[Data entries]
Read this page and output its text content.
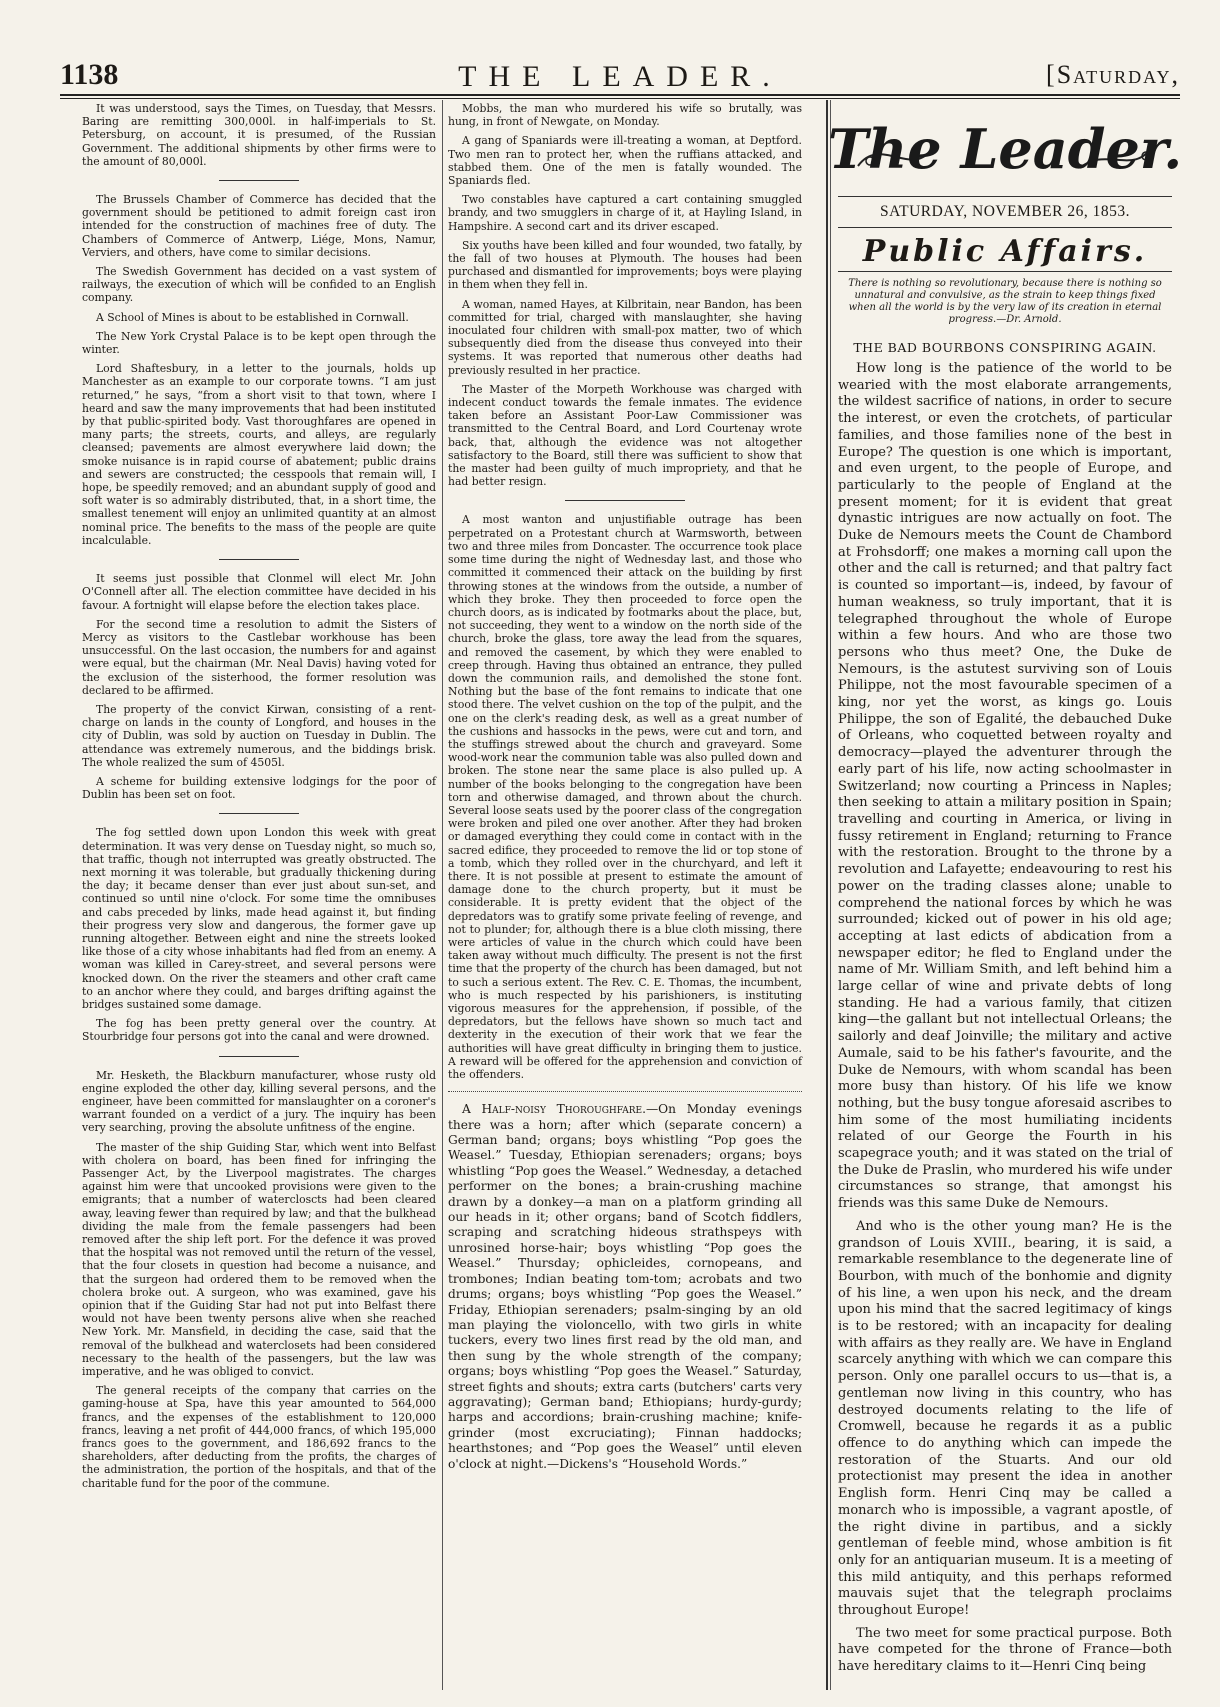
1138	THE LEADER.	[Saturday,

It was understood, says the Times, on Tuesday, that Messrs. Baring are remitting 300,000l. in half-imperials to St. Petersburg, on account, it is presumed, of the Russian Government. The additional shipments by other firms were to the amount of 80,000l.

The Brussels Chamber of Commerce has decided that the government should be petitioned to admit foreign cast iron intended for the construction of machines free of duty. The Chambers of Commerce of Antwerp, Liége, Mons, Namur, Verviers, and others, have come to similar decisions.

The Swedish Government has decided on a vast system of railways, the execution of which will be confided to an English company.

A School of Mines is about to be established in Cornwall.

The New York Crystal Palace is to be kept open through the winter.

Lord Shaftesbury, in a letter to the journals, holds up Manchester as an example to our corporate towns. “I am just returned,” he says, “from a short visit to that town, where I heard and saw the many improvements that had been instituted by that public-spirited body. Vast thoroughfares are opened in many parts; the streets, courts, and alleys, are regularly cleansed; pavements are almost everywhere laid down; the smoke nuisance is in rapid course of abatement; public drains and sewers are constructed; the cesspools that remain will, I hope, be speedily removed; and an abundant supply of good and soft water is so admirably distributed, that, in a short time, the smallest tenement will enjoy an unlimited quantity at an almost nominal price. The benefits to the mass of the people are quite incalculable.

It seems just possible that Clonmel will elect Mr. John O'Connell after all. The election committee have decided in his favour. A fortnight will elapse before the election takes place.

For the second time a resolution to admit the Sisters of Mercy as visitors to the Castlebar workhouse has been unsuccessful. On the last occasion, the numbers for and against were equal, but the chairman (Mr. Neal Davis) having voted for the exclusion of the sisterhood, the former resolution was declared to be affirmed.

The property of the convict Kirwan, consisting of a rent-charge on lands in the county of Longford, and houses in the city of Dublin, was sold by auction on Tuesday in Dublin. The attendance was extremely numerous, and the biddings brisk. The whole realized the sum of 4505l.

A scheme for building extensive lodgings for the poor of Dublin has been set on foot.

The fog settled down upon London this week with great determination. It was very dense on Tuesday night, so much so, that traffic, though not interrupted was greatly obstructed. The next morning it was tolerable, but gradually thickening during the day; it became denser than ever just about sun-set, and continued so until nine o'clock. For some time the omnibuses and cabs preceded by links, made head against it, but finding their progress very slow and dangerous, the former gave up running altogether. Between eight and nine the streets looked like those of a city whose inhabitants had fled from an enemy. A woman was killed in Carey-street, and several persons were knocked down. On the river the steamers and other craft came to an anchor where they could, and barges drifting against the bridges sustained some damage.

The fog has been pretty general over the country. At Stourbridge four persons got into the canal and were drowned.

Mr. Hesketh, the Blackburn manufacturer, whose rusty old engine exploded the other day, killing several persons, and the engineer, have been committed for manslaughter on a coroner's warrant founded on a verdict of a jury. The inquiry has been very searching, proving the absolute unfitness of the engine.

The master of the ship Guiding Star, which went into Belfast with cholera on board, has been fined for infringing the Passenger Act, by the Liverpool magistrates. The charges against him were that uncooked provisions were given to the emigrants; that a number of watercloscts had been cleared away, leaving fewer than required by law; and that the bulkhead dividing the male from the female passengers had been removed after the ship left port. For the defence it was proved that the hospital was not removed until the return of the vessel, that the four closets in question had become a nuisance, and that the surgeon had ordered them to be removed when the cholera broke out. A surgeon, who was examined, gave his opinion that if the Guiding Star had not put into Belfast there would not have been twenty persons alive when she reached New York. Mr. Mansfield, in deciding the case, said that the removal of the bulkhead and waterclosets had been considered necessary to the health of the passengers, but the law was imperative, and he was obliged to convict.

The general receipts of the company that carries on the gaming-house at Spa, have this year amounted to 564,000 francs, and the expenses of the establishment to 120,000 francs, leaving a net profit of 444,000 francs, of which 195,000 francs goes to the government, and 186,692 francs to the shareholders, after deducting from the profits, the charges of the administration, the portion of the hospitals, and that of the charitable fund for the poor of the commune.

Mobbs, the man who murdered his wife so brutally, was hung, in front of Newgate, on Monday.

A gang of Spaniards were ill-treating a woman, at Deptford. Two men ran to protect her, when the ruffians attacked, and stabbed them. One of the men is fatally wounded. The Spaniards fled.

Two constables have captured a cart containing smuggled brandy, and two smugglers in charge of it, at Hayling Island, in Hampshire. A second cart and its driver escaped.

Six youths have been killed and four wounded, two fatally, by the fall of two houses at Plymouth. The houses had been purchased and dismantled for improvements; boys were playing in them when they fell in.

A woman, named Hayes, at Kilbritain, near Bandon, has been committed for trial, charged with manslaughter, she having inoculated four children with small-pox matter, two of which subsequently died from the disease thus conveyed into their systems. It was reported that numerous other deaths had previously resulted in her practice.

The Master of the Morpeth Workhouse was charged with indecent conduct towards the female inmates. The evidence taken before an Assistant Poor-Law Commissioner was transmitted to the Central Board, and Lord Courtenay wrote back, that, although the evidence was not altogether satisfactory to the Board, still there was sufficient to show that the master had been guilty of much impropriety, and that he had better resign.

A most wanton and unjustifiable outrage has been perpetrated on a Protestant church at Warmsworth, between two and three miles from Doncaster. The occurrence took place some time during the night of Wednesday last, and those who committed it commenced their attack on the building by first throwing stones at the windows from the outside, a number of which they broke. They then proceeded to force open the church doors, as is indicated by footmarks about the place, but, not succeeding, they went to a window on the north side of the church, broke the glass, tore away the lead from the squares, and removed the casement, by which they were enabled to creep through. Having thus obtained an entrance, they pulled down the communion rails, and demolished the stone font. Nothing but the base of the font remains to indicate that one stood there. The velvet cushion on the top of the pulpit, and the one on the clerk's reading desk, as well as a great number of the cushions and hassocks in the pews, were cut and torn, and the stuffings strewed about the church and graveyard. Some wood-work near the communion table was also pulled down and broken. The stone near the same place is also pulled up. A number of the books belonging to the congregation have been torn and otherwise damaged, and thrown about the church. Several loose seats used by the poorer class of the congregation were broken and piled one over another. After they had broken or damaged everything they could come in contact with in the sacred edifice, they proceeded to remove the lid or top stone of a tomb, which they rolled over in the churchyard, and left it there. It is not possible at present to estimate the amount of damage done to the church property, but it must be considerable. It is pretty evident that the object of the depredators was to gratify some private feeling of revenge, and not to plunder; for, although there is a blue cloth missing, there were articles of value in the church which could have been taken away without much difficulty. The present is not the first time that the property of the church has been damaged, but not to such a serious extent. The Rev. C. E. Thomas, the incumbent, who is much respected by his parishioners, is instituting vigorous measures for the apprehension, if possible, of the depredators, but the fellows have shown so much tact and dexterity in the execution of their work that we fear the authorities will have great difficulty in bringing them to justice. A reward will be offered for the apprehension and conviction of the offenders.

A Half-noisy Thoroughfare.—On Monday evenings there was a horn; after which (separate concern) a German band; organs; boys whistling “Pop goes the Weasel.” Tuesday, Ethiopian serenaders; organs; boys whistling “Pop goes the Weasel.” Wednesday, a detached performer on the bones; a brain-crushing machine drawn by a donkey—a man on a platform grinding all our heads in it; other organs; band of Scotch fiddlers, scraping and scratching hideous strathspeys with unrosined horse-hair; boys whistling “Pop goes the Weasel.” Thursday; ophicleides, cornopeans, and trombones; Indian beating tom-tom; acrobats and two drums; organs; boys whistling “Pop goes the Weasel.” Friday, Ethiopian serenaders; psalm-singing by an old man playing the violoncello, with two girls in white tuckers, every two lines first read by the old man, and then sung by the whole strength of the company; organs; boys whistling “Pop goes the Weasel.” Saturday, street fights and shouts; extra carts (butchers' carts very aggravating); German band; Ethiopians; hurdy-gurdy; harps and accordions; brain-crushing machine; knife-grinder (most excruciating); Finnan haddocks; hearthstones; and “Pop goes the Weasel” until eleven o'clock at night.—Dickens's “Household Words.”

The Leader.
SATURDAY, NOVEMBER 26, 1853.
Public Affairs.
There is nothing so revolutionary, because there is nothing so unnatural and convulsive, as the strain to keep things fixed when all the world is by the very law of its creation in eternal progress.—Dr. Arnold.
THE BAD BOURBONS CONSPIRING AGAIN.

How long is the patience of the world to be wearied with the most elaborate arrangements, the wildest sacrifice of nations, in order to secure the interest, or even the crotchets, of particular families, and those families none of the best in Europe? The question is one which is important, and even urgent, to the people of Europe, and particularly to the people of England at the present moment; for it is evident that great dynastic intrigues are now actually on foot. The Duke de Nemours meets the Count de Chambord at Frohsdorff; one makes a morning call upon the other and the call is returned; and that paltry fact is counted so important—is, indeed, by favour of human weakness, so truly important, that it is telegraphed throughout the whole of Europe within a few hours. And who are those two persons who thus meet? One, the Duke de Nemours, is the astutest surviving son of Louis Philippe, not the most favourable specimen of a king, nor yet the worst, as kings go. Louis Philippe, the son of Egalité, the debauched Duke of Orleans, who coquetted between royalty and democracy—played the adventurer through the early part of his life, now acting schoolmaster in Switzerland; now courting a Princess in Naples; then seeking to attain a military position in Spain; travelling and courting in America, or living in fussy retirement in England; returning to France with the restoration. Brought to the throne by a revolution and Lafayette; endeavouring to rest his power on the trading classes alone; unable to comprehend the national forces by which he was surrounded; kicked out of power in his old age; accepting at last edicts of abdication from a newspaper editor; he fled to England under the name of Mr. William Smith, and left behind him a large cellar of wine and private debts of long standing. He had a various family, that citizen king—the gallant but not intellectual Orleans; the sailorly and deaf Joinville; the military and active Aumale, said to be his father's favourite, and the Duke de Nemours, with whom scandal has been more busy than history. Of his life we know nothing, but the busy tongue aforesaid ascribes to him some of the most humiliating incidents related of our George the Fourth in his scapegrace youth; and it was stated on the trial of the Duke de Praslin, who murdered his wife under circumstances so strange, that amongst his friends was this same Duke de Nemours.

And who is the other young man? He is the grandson of Louis XVIII., bearing, it is said, a remarkable resemblance to the degenerate line of Bourbon, with much of the bonhomie and dignity of his line, a wen upon his neck, and the dream upon his mind that the sacred legitimacy of kings is to be restored; with an incapacity for dealing with affairs as they really are. We have in England scarcely anything with which we can compare this person. Only one parallel occurs to us—that is, a gentleman now living in this country, who has destroyed documents relating to the life of Cromwell, because he regards it as a public offence to do anything which can impede the restoration of the Stuarts. And our old protectionist may present the idea in another English form. Henri Cinq may be called a monarch who is impossible, a vagrant apostle, of the right divine in partibus, and a sickly gentleman of feeble mind, whose ambition is fit only for an antiquarian museum. It is a meeting of this mild antiquity, and this perhaps reformed mauvais sujet that the telegraph proclaims throughout Europe!

The two meet for some practical purpose. Both have competed for the throne of France—both have hereditary claims to it—Henri Cinq being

▸ **REQUEST**
Go through the entries above and pull out each line with "country" in it.

▸ **WRITTEN SOLUTION**
The fog has been pretty general over the country. At Stourbridge four persons got into the canal and were drowned.
And who is the other young man? He is the grandson of Louis XVIII., bearing, it is said, a remarkable resemblance to the degenerate line of Bourbon, with much of the bonhomie and dignity of his line, a wen upon his neck, and the dream upon his mind that the sacred legitimacy of kings is to be restored; with an incapacity for dealing with affairs as they really are. We have in England scarcely anything with which we can compare this person. Only one parallel occurs to us—that is, a gentleman now living in this country, who has destroyed documents relating to the life of Cromwell, because he regards it as a public offence to do anything which can impede the restoration of the Stuarts. And our old protectionist may present the idea in another English form. Henri Cinq may be called a monarch who is impossible, a vagrant apostle, of the right divine in partibus, and a sickly gentleman of feeble mind, whose ambition is fit only for an antiquarian museum. It is a meeting of this mild antiquity, and this perhaps reformed mauvais sujet that the telegraph proclaims throughout Europe!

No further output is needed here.